- [Objective]
Rewrite the items below, putting "headline text" wherever "headline quote" occurs and keeping every other line as it is. Omit the pictures.

- [Source material]
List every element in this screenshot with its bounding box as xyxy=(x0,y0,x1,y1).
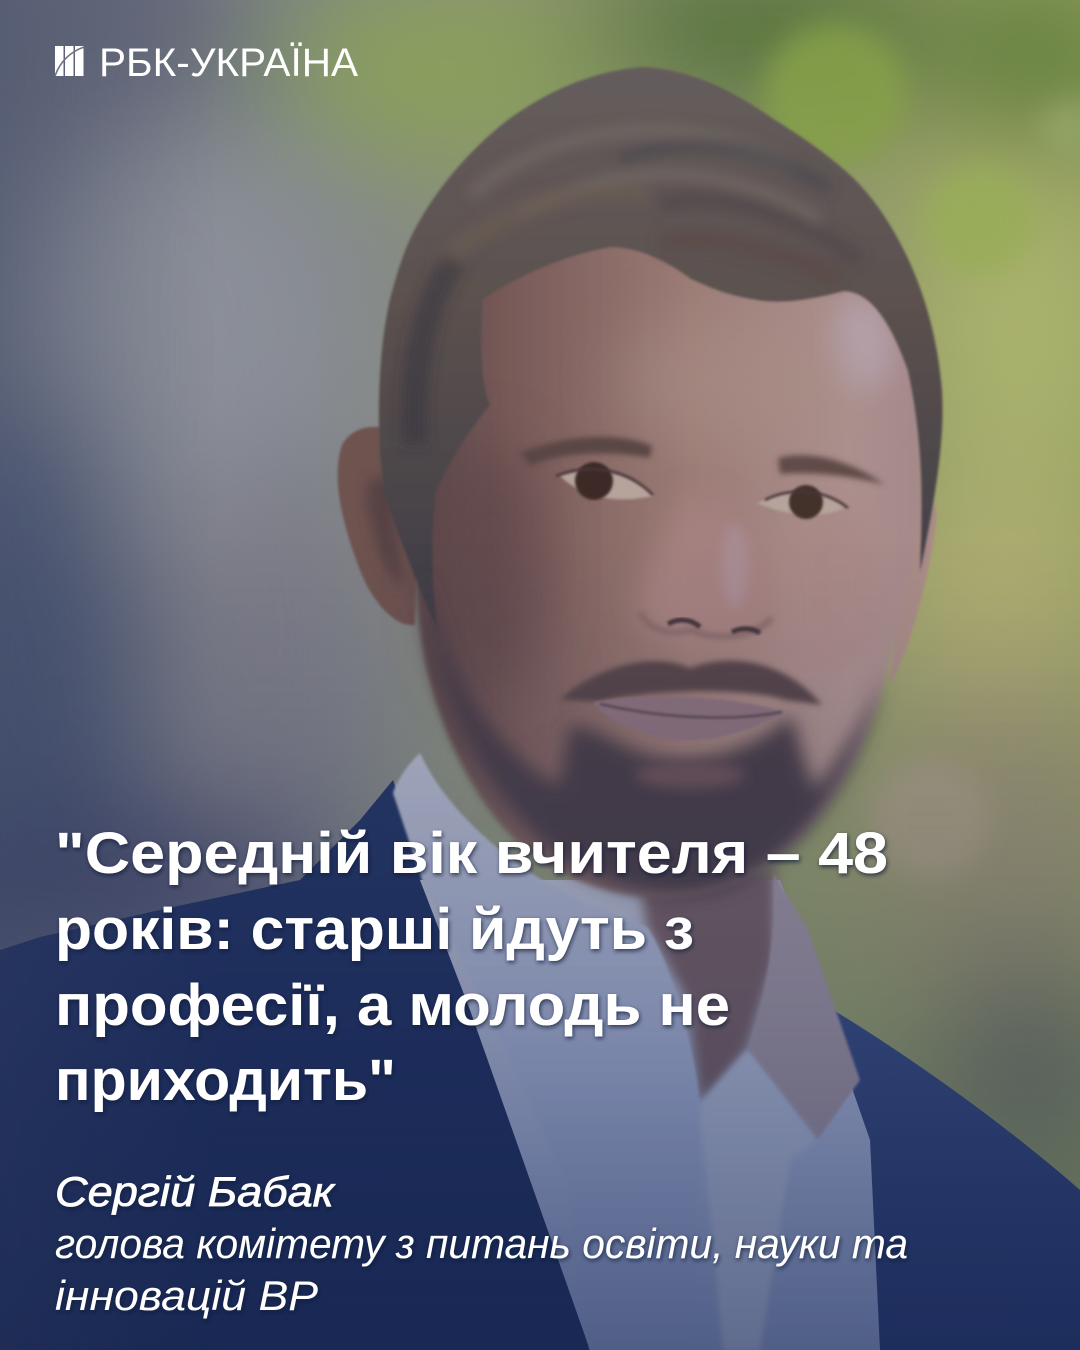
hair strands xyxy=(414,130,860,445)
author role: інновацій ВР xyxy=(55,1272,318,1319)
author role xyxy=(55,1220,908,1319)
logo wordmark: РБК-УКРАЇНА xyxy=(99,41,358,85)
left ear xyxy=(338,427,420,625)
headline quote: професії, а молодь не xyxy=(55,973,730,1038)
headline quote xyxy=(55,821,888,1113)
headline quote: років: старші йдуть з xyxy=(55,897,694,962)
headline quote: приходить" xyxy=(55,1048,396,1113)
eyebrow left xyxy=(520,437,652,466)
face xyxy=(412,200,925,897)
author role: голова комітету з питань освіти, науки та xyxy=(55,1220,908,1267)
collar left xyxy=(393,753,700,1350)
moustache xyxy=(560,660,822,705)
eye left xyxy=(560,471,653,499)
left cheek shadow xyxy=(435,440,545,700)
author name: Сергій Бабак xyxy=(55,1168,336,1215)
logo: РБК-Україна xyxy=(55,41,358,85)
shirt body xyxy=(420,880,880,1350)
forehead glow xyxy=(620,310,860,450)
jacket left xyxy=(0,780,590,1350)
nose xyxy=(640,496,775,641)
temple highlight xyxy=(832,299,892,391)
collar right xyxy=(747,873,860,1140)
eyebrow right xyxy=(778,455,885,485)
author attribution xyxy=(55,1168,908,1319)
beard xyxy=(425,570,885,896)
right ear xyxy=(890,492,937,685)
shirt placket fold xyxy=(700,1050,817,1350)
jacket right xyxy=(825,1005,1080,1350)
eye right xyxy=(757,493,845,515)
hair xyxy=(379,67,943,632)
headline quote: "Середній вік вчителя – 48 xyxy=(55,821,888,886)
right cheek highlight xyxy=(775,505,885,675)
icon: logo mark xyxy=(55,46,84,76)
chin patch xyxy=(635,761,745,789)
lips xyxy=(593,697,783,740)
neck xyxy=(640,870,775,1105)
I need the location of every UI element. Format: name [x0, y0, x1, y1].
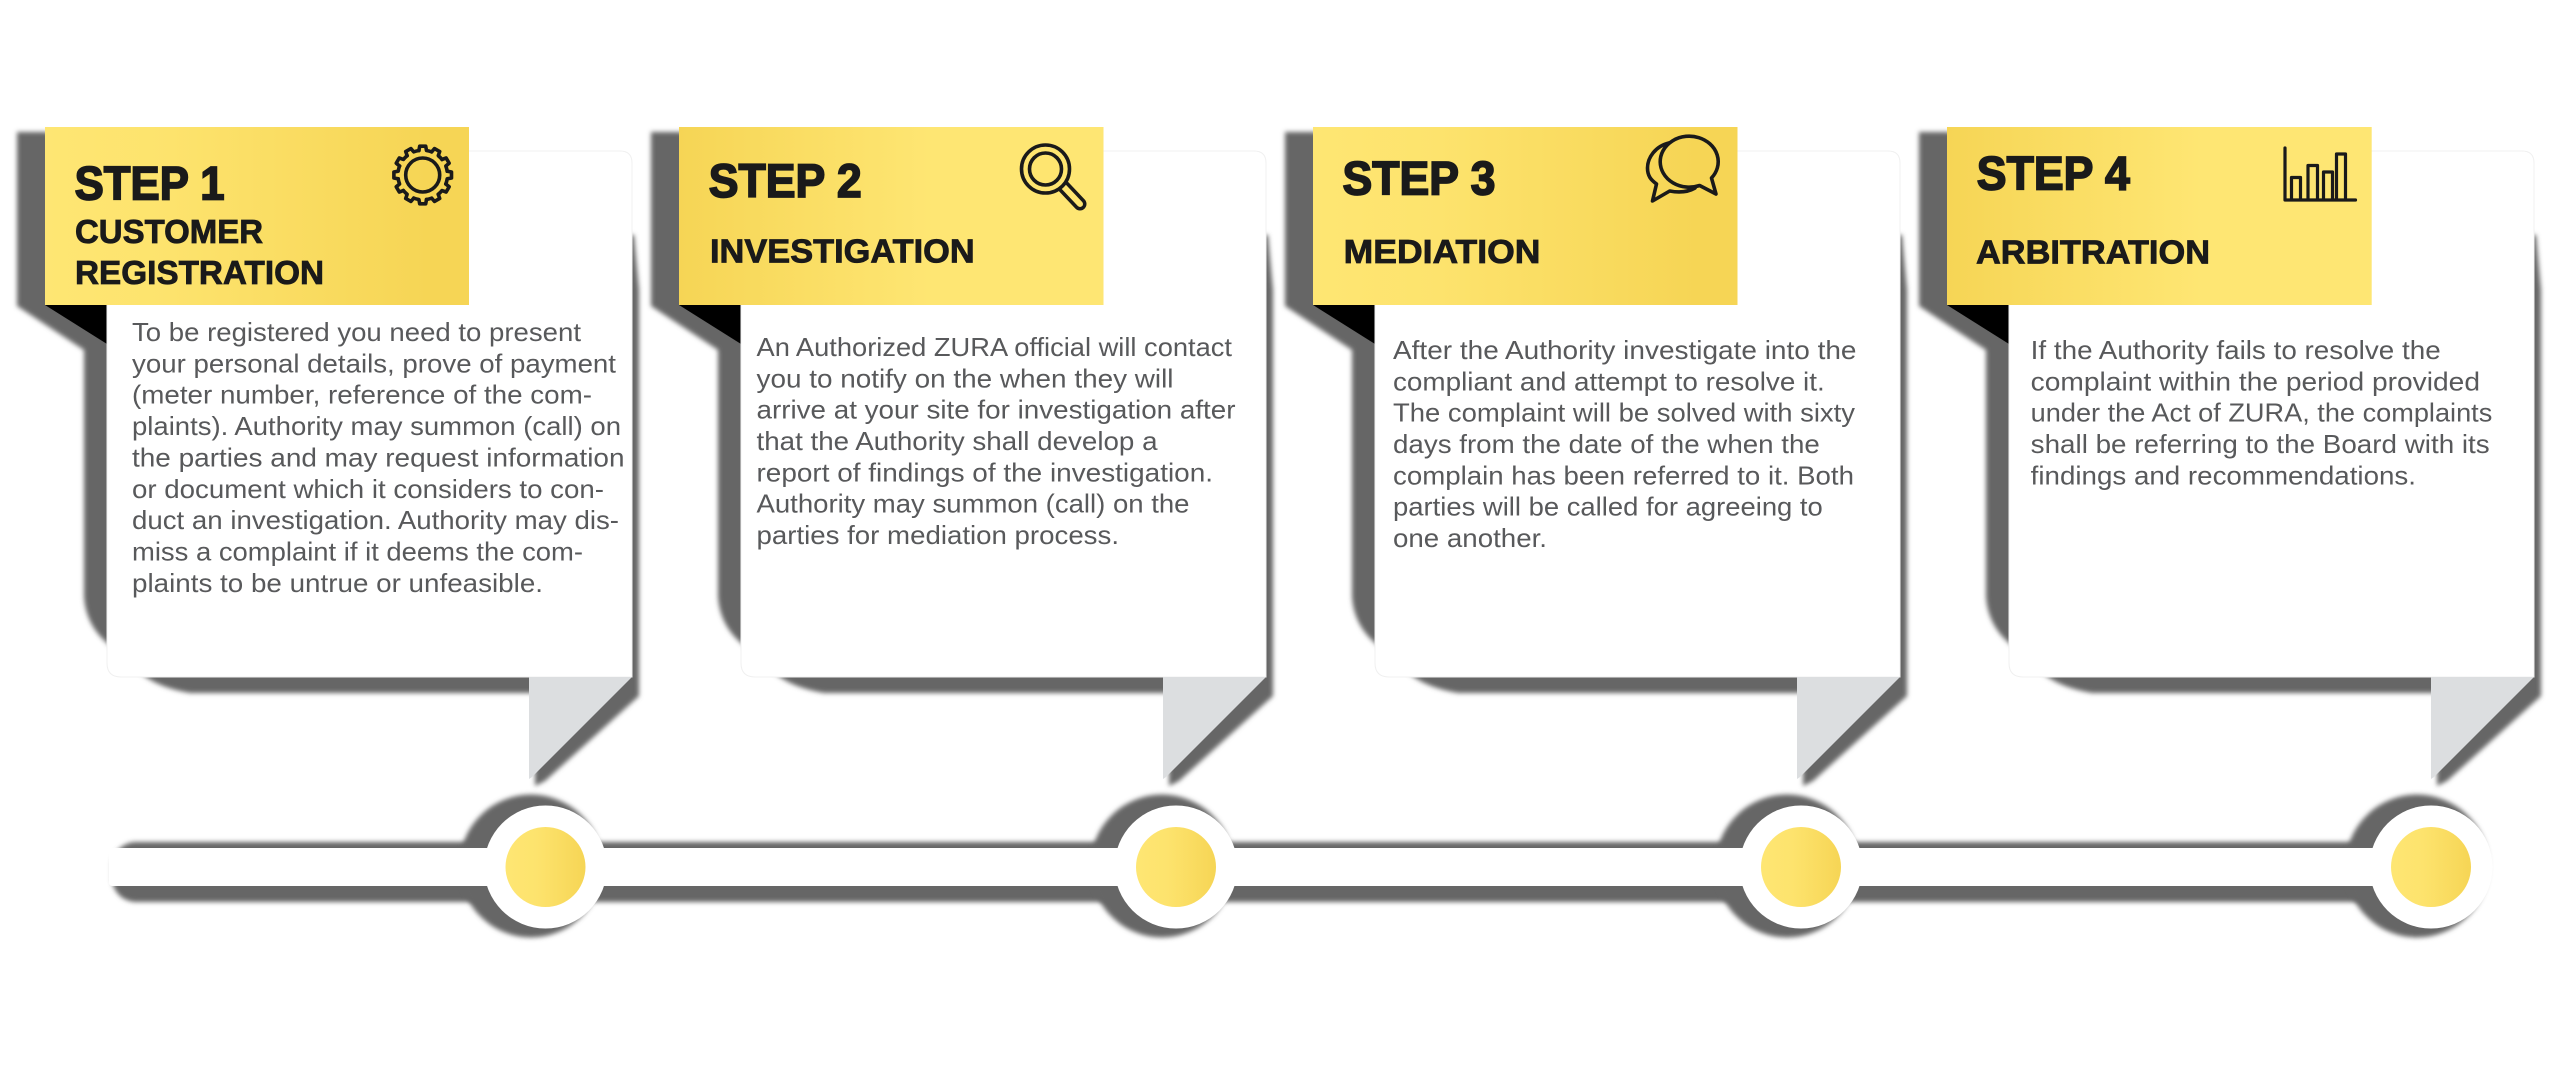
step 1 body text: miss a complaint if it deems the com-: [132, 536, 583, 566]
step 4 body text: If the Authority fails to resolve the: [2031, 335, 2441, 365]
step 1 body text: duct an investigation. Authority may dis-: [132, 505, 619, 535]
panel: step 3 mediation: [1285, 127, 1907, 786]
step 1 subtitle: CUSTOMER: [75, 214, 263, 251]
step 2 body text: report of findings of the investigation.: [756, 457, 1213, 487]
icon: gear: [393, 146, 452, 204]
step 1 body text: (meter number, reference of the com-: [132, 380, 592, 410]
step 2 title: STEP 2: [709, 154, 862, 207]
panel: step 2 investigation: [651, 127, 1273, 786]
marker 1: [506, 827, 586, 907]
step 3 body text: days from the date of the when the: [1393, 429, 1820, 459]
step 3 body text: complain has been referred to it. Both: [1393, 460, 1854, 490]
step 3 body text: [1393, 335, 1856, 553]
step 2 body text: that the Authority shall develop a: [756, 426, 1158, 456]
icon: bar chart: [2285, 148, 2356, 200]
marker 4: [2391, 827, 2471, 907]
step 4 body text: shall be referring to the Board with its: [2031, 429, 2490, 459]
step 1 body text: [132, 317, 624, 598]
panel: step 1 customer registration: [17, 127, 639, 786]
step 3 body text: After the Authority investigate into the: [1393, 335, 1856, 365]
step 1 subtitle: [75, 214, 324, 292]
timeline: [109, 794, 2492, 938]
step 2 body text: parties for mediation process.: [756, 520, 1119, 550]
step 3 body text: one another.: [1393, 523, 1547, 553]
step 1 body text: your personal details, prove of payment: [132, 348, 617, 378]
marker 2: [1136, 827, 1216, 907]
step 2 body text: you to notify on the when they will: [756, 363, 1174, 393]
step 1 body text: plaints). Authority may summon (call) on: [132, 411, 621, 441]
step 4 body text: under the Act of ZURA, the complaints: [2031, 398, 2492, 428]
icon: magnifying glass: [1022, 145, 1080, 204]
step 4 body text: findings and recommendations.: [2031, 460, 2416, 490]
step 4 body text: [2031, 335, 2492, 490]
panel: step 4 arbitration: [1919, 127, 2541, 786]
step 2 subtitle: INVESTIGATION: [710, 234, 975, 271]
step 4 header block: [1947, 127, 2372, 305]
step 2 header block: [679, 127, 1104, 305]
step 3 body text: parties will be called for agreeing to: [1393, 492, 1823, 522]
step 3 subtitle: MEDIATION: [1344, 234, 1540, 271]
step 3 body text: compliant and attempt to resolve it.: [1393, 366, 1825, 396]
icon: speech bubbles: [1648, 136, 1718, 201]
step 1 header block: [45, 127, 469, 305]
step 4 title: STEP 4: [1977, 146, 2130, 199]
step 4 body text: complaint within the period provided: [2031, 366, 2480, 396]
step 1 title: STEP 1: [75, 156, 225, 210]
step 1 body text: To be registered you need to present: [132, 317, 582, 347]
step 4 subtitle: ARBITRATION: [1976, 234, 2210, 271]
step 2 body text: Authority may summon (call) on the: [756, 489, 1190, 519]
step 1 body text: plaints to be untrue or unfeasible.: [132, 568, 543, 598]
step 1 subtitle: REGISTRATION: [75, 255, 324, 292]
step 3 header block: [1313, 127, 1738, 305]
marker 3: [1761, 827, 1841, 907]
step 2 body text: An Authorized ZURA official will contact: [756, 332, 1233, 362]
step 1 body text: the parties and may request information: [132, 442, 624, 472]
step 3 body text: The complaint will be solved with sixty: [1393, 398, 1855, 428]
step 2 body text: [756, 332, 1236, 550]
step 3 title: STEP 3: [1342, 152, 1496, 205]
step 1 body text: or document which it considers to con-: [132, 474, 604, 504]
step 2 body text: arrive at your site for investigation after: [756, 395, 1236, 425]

- [Solution to this problem]
List every element in this screenshot with its bounding box as xyxy=(x0,y0,x1,y1).
hair strands xyxy=(414,130,860,445)
author role: інновацій ВР xyxy=(55,1272,318,1319)
author role xyxy=(55,1220,908,1319)
logo wordmark: РБК-УКРАЇНА xyxy=(99,41,358,85)
left ear xyxy=(338,427,420,625)
headline text: професії, а молодь не xyxy=(55,973,730,1038)
headline text xyxy=(55,821,888,1113)
headline text: років: старші йдуть з xyxy=(55,897,694,962)
headline text: приходить" xyxy=(55,1048,396,1113)
eyebrow left xyxy=(520,437,652,466)
face xyxy=(412,200,925,897)
author role: голова комітету з питань освіти, науки та xyxy=(55,1220,908,1267)
collar left xyxy=(393,753,700,1350)
moustache xyxy=(560,660,822,705)
eye left xyxy=(560,471,653,499)
left cheek shadow xyxy=(435,440,545,700)
author name: Сергій Бабак xyxy=(55,1168,336,1215)
logo: РБК-Україна xyxy=(55,41,358,85)
shirt body xyxy=(420,880,880,1350)
forehead glow xyxy=(620,310,860,450)
jacket left xyxy=(0,780,590,1350)
nose xyxy=(640,496,775,641)
temple highlight xyxy=(832,299,892,391)
collar right xyxy=(747,873,860,1140)
eyebrow right xyxy=(778,455,885,485)
author attribution xyxy=(55,1168,908,1319)
beard xyxy=(425,570,885,896)
right ear xyxy=(890,492,937,685)
shirt placket fold xyxy=(700,1050,817,1350)
jacket right xyxy=(825,1005,1080,1350)
eye right xyxy=(757,493,845,515)
hair xyxy=(379,67,943,632)
headline text: "Середній вік вчителя – 48 xyxy=(55,821,888,886)
right cheek highlight xyxy=(775,505,885,675)
icon: logo mark xyxy=(55,46,84,76)
chin patch xyxy=(635,761,745,789)
lips xyxy=(593,697,783,740)
neck xyxy=(640,870,775,1105)
I need the location of every UI element. Format: name [x0, y0, x1, y1].
step 1 body text: miss a complaint if it deems the com-: [132, 536, 583, 566]
step 4 body text: If the Authority fails to resolve the: [2031, 335, 2441, 365]
step 1 body text: duct an investigation. Authority may dis-: [132, 505, 619, 535]
panel: step 3 mediation: [1285, 127, 1907, 786]
step 1 subtitle: CUSTOMER: [75, 214, 263, 251]
step 2 body text: report of findings of the investigation.: [756, 457, 1213, 487]
icon: gear: [393, 146, 452, 204]
step 1 body text: (meter number, reference of the com-: [132, 380, 592, 410]
step 2 title: STEP 2: [709, 154, 862, 207]
panel: step 2 investigation: [651, 127, 1273, 786]
marker 1: [506, 827, 586, 907]
step 3 body text: days from the date of the when the: [1393, 429, 1820, 459]
step 3 body text: complain has been referred to it. Both: [1393, 460, 1854, 490]
step 3 body text: [1393, 335, 1856, 553]
step 2 body text: that the Authority shall develop a: [756, 426, 1158, 456]
icon: bar chart: [2285, 148, 2356, 200]
marker 4: [2391, 827, 2471, 907]
step 4 body text: shall be referring to the Board with its: [2031, 429, 2490, 459]
step 1 body text: [132, 317, 624, 598]
panel: step 1 customer registration: [17, 127, 639, 786]
step 3 body text: After the Authority investigate into the: [1393, 335, 1856, 365]
step 1 subtitle: [75, 214, 324, 292]
timeline: [109, 794, 2492, 938]
step 2 body text: parties for mediation process.: [756, 520, 1119, 550]
step 3 body text: one another.: [1393, 523, 1547, 553]
step 1 body text: your personal details, prove of payment: [132, 348, 617, 378]
marker 2: [1136, 827, 1216, 907]
step 2 body text: you to notify on the when they will: [756, 363, 1174, 393]
step 1 body text: plaints). Authority may summon (call) on: [132, 411, 621, 441]
step 4 body text: under the Act of ZURA, the complaints: [2031, 398, 2492, 428]
icon: magnifying glass: [1022, 145, 1080, 204]
step 4 body text: findings and recommendations.: [2031, 460, 2416, 490]
step 4 body text: [2031, 335, 2492, 490]
panel: step 4 arbitration: [1919, 127, 2541, 786]
step 2 subtitle: INVESTIGATION: [710, 234, 975, 271]
step 4 header block: [1947, 127, 2372, 305]
step 2 header block: [679, 127, 1104, 305]
step 3 body text: parties will be called for agreeing to: [1393, 492, 1823, 522]
step 3 subtitle: MEDIATION: [1344, 234, 1540, 271]
step 3 body text: compliant and attempt to resolve it.: [1393, 366, 1825, 396]
icon: speech bubbles: [1648, 136, 1718, 201]
step 1 header block: [45, 127, 469, 305]
step 4 title: STEP 4: [1977, 146, 2130, 199]
step 4 body text: complaint within the period provided: [2031, 366, 2480, 396]
step 1 title: STEP 1: [75, 156, 225, 210]
step 1 body text: To be registered you need to present: [132, 317, 582, 347]
step 4 subtitle: ARBITRATION: [1976, 234, 2210, 271]
step 2 body text: Authority may summon (call) on the: [756, 489, 1190, 519]
step 1 body text: plaints to be untrue or unfeasible.: [132, 568, 543, 598]
step 1 subtitle: REGISTRATION: [75, 255, 324, 292]
step 3 header block: [1313, 127, 1738, 305]
marker 3: [1761, 827, 1841, 907]
step 2 body text: An Authorized ZURA official will contact: [756, 332, 1233, 362]
step 1 body text: the parties and may request information: [132, 442, 624, 472]
step 3 body text: The complaint will be solved with sixty: [1393, 398, 1855, 428]
step 2 body text: [756, 332, 1236, 550]
step 3 title: STEP 3: [1342, 152, 1496, 205]
step 1 body text: or document which it considers to con-: [132, 474, 604, 504]
step 2 body text: arrive at your site for investigation after: [756, 395, 1236, 425]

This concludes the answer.